Según la información ::
**A)** En el texto sobre la anestética de la arquitectura, ¿a cuántos factores atribuye Baudrillard la situación paradójica en apariencia?
**B)** Copia el texto sobre la anestética de la arquitectura desde "En términos del" hasta "en el mundo real.", sustituyendo "mundo virtual" por "mundo ficticio".
**C)** Prosigue el texto sobre la anestética de la arquitectura a partir de su última oración.

Texto proporcionado ::
Arq. Everardo Camacho Iñiguez.
Consultor.
La anestética de la arquitectura.
Resumen del libro de Neil Leach.
“En todas partes se piensa que la información produce una circulación acelerada de
significado, una plusvalía de significado homóloga a la económica que resulta del
movimiento acelerado del capital. “Pero de hecho ocurre lo contrario. Es precisamente el
exceso de información lo que niega el significado: “La información devora su propio
contenido. Devora la comunicación y el intercambio social”. Baudrillard atribuye esta
situación paradójica en apariencia, a dos factores. Primero, la información, más que generar
significado “se agota a si misma en el proceso de comunicación, por lo tanto el significado se
agota a su vez a si mismo en su propio desarrollo. Segundo, la presión que ejerce la
información persigue una desestructuración irresistible de lo social, así la información
disuelve el significado y disuelve lo social en una especie de estado nebuloso que conduce
no al excedente de innovación sino por el contrario a la entropía total.
En términos del propio Baudrillard nuestra condición cultural, está dominada por la
simulación y la hiperrealidad. La imagen en si misma se ha convertido en una nueva
realidad, o hiperrealidad, un mundo virtual que flota sobre el mundo real. Es un mundo que
ha perdido ya el contacto con sus referentes en el mundo real.

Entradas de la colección
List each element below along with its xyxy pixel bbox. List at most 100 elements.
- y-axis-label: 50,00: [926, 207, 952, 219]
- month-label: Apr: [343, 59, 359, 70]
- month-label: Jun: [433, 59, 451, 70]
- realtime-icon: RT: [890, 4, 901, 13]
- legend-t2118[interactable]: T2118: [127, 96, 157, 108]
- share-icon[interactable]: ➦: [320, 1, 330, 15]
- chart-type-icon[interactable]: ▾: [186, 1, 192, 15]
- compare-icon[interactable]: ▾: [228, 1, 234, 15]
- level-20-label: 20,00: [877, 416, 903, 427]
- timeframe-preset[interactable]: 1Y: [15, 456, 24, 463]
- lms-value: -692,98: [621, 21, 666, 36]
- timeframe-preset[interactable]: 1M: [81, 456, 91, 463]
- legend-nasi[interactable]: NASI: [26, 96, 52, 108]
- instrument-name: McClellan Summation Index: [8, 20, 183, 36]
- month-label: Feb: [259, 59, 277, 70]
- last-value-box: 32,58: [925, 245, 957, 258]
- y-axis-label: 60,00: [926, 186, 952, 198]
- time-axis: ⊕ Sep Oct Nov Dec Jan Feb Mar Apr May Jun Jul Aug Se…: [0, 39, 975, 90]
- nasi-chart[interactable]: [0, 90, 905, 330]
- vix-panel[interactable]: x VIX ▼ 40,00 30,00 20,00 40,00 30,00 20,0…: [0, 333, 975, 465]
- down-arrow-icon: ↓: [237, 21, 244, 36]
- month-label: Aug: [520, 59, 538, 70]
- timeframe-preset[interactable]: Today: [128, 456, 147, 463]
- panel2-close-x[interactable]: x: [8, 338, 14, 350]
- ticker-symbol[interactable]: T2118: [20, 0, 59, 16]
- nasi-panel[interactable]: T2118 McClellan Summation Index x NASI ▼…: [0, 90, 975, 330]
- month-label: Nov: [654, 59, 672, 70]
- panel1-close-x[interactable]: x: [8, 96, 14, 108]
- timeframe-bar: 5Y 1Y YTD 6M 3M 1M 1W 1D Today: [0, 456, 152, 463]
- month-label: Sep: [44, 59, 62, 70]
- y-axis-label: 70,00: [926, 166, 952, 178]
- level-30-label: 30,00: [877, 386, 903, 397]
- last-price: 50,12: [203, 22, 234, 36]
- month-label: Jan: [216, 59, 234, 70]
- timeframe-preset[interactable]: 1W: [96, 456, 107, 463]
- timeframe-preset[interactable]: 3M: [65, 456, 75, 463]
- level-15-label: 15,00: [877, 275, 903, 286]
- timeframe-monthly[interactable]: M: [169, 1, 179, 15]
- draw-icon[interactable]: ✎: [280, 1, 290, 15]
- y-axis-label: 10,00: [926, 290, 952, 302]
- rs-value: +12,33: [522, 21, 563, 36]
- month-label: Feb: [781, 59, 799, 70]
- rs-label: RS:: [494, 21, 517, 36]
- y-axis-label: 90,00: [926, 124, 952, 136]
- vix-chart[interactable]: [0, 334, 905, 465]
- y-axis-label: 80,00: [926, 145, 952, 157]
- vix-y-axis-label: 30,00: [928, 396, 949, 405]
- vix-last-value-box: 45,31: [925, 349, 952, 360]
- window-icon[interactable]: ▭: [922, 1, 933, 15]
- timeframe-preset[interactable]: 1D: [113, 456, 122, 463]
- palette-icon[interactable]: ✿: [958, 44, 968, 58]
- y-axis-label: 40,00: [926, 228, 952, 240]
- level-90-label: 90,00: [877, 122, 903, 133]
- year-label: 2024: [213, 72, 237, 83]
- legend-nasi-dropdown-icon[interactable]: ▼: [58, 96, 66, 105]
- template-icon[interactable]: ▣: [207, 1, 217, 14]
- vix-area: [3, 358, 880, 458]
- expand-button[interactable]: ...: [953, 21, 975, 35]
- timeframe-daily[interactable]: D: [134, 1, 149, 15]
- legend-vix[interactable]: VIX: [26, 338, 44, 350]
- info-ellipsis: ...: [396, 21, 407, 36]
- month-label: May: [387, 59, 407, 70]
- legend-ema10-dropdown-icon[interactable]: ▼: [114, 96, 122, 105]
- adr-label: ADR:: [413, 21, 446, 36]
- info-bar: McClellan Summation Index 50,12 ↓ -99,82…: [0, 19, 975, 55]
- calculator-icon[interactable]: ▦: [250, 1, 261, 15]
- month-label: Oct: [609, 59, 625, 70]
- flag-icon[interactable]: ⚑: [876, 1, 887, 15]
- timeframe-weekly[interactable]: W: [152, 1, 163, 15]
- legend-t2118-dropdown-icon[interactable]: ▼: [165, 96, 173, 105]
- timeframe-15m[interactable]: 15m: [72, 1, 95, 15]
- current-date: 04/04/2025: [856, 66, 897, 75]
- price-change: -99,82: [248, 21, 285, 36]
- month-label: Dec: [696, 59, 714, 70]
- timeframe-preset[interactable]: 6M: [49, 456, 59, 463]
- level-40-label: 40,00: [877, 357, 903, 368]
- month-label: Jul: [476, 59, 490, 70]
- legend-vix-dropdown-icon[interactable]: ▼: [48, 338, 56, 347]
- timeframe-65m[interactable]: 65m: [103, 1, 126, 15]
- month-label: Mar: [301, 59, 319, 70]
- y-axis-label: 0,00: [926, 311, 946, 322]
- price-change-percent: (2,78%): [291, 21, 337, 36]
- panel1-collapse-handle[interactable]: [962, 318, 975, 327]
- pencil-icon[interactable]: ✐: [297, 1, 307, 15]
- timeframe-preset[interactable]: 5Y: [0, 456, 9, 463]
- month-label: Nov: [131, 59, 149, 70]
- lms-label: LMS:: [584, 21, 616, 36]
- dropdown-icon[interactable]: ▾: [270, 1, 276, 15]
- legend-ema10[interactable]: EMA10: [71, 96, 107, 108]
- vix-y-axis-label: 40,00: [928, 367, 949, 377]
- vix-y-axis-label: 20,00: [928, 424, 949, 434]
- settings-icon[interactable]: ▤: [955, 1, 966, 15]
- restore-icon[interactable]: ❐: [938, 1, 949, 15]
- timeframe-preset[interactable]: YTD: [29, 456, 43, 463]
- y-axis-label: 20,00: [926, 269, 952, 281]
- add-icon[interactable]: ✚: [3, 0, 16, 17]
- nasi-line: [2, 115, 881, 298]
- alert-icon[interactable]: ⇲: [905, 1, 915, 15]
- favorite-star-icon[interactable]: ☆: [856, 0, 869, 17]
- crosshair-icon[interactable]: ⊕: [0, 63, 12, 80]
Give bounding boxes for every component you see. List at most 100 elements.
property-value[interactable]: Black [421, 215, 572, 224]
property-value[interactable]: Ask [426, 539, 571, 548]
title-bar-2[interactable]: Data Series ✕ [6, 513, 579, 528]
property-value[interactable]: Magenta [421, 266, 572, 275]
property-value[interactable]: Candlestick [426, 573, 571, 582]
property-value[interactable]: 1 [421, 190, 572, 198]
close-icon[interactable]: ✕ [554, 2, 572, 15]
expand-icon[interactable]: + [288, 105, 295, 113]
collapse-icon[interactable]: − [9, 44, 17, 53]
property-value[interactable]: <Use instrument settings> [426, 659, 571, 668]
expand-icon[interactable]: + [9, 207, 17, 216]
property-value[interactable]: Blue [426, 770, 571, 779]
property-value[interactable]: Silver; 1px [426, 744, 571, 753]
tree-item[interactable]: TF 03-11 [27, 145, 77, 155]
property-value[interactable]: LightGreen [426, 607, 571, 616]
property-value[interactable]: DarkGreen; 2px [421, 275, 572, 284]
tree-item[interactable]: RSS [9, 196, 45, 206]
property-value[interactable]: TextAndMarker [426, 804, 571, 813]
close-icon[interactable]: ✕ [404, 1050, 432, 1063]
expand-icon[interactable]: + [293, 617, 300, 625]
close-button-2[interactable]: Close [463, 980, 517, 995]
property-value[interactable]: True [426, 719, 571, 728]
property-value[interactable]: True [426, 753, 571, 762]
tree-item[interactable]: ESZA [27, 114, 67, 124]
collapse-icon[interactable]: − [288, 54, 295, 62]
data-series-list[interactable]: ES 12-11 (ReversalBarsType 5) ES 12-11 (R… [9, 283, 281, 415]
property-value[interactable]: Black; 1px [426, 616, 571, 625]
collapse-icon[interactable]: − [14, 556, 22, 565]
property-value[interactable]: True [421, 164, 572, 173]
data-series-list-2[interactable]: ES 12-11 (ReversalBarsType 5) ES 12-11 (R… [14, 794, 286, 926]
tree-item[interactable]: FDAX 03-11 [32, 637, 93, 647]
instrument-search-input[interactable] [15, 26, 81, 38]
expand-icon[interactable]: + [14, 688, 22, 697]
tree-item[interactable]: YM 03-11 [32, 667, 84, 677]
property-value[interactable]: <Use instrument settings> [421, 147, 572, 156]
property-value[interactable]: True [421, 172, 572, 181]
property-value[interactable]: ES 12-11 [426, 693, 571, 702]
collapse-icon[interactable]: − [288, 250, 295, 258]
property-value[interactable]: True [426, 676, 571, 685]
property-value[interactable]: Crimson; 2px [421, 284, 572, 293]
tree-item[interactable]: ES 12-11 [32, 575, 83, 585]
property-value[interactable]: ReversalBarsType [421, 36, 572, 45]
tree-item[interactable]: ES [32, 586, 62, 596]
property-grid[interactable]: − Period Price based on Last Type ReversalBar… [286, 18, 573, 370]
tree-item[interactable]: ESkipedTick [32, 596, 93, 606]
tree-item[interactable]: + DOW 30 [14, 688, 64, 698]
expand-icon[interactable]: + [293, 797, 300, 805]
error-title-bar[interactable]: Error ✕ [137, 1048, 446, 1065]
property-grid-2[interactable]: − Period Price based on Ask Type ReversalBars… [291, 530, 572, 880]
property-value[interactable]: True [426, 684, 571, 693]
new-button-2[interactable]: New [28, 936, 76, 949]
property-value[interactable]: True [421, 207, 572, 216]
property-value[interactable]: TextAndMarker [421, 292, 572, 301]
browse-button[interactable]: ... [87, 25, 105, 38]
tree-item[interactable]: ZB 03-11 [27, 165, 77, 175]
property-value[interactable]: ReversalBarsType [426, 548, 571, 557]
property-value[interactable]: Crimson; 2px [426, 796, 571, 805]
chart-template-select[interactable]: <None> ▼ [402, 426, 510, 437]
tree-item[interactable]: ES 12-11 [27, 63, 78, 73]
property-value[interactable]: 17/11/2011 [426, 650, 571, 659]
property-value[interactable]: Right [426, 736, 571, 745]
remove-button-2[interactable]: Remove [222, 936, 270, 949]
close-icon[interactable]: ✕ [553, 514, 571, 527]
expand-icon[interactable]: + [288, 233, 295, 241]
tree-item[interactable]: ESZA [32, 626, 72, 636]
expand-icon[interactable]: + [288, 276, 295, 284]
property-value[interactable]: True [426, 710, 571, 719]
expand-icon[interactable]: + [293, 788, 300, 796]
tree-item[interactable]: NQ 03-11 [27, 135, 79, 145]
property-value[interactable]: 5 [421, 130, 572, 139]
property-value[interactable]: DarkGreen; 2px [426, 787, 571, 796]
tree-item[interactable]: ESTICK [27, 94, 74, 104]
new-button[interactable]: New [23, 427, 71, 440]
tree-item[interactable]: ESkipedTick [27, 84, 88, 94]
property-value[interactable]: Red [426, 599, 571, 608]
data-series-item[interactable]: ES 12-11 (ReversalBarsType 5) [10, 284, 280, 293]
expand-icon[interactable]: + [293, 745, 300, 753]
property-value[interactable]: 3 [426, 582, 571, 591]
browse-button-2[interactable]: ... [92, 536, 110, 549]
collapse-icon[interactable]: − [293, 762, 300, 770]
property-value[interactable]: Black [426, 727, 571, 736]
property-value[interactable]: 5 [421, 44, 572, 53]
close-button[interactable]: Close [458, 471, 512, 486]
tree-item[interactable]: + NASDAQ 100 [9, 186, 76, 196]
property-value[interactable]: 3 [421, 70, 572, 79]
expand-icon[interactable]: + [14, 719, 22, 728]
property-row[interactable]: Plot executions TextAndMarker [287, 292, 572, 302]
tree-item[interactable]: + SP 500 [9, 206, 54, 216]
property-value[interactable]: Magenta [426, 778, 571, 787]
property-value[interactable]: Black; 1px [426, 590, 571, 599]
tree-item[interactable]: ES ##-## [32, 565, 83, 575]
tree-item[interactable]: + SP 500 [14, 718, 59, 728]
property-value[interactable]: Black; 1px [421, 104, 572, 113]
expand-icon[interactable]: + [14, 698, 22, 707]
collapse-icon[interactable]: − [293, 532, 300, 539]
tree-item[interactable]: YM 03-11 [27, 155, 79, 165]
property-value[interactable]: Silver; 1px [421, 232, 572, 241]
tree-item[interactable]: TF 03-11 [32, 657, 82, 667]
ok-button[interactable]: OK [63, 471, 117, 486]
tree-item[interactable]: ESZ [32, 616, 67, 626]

Respuestas numeradas ::
**A)** A dos factores.

**B)**
En términos del propio Baudrillard nuestra condición cultural, está dominada por la
simulación y la hiperrealidad. La imagen en si misma se ha convertido en una nueva
realidad, o hiperrealidad, un mundo ficticio que flota sobre el mundo real. Es un mundo que
ha perdido ya el contacto con sus referentes en el mundo real.

**C)**
En un mundo donde lo imaginario pasa a ser real ya no hay un lugar para lo real. Es
el crimen perfecto del signo XX, la realidad misma ha sido robada, en ningún lugar ha sido
más obvio que en Disneylandia, el arquetípico centro de los sueños de la sociedad de
consumo, Disneylandia es un reino de la apariencia que contrasta con el mundo real del
exterior y su mayor éxito es hacernos creer que es pura apariencia, de ese modo
Disneylandia otorga autoridad al mundo exterior, un mundo imaginario que hace de muleta
del verdadero, un reino de la apariencia que nos hace creer que el mundo exterior es real,
sin embargo es aquí donde reside el mayor de los engaños porque el mundo exterior ya no
es real sino hiperreal, y Disneylandia es precisamente parte de ese mundo exterior hiperreal,
es la propia réplica de los valores de América, y si la población acepta el mito de lo falaz es
simplemente porque quiere aceptarlo.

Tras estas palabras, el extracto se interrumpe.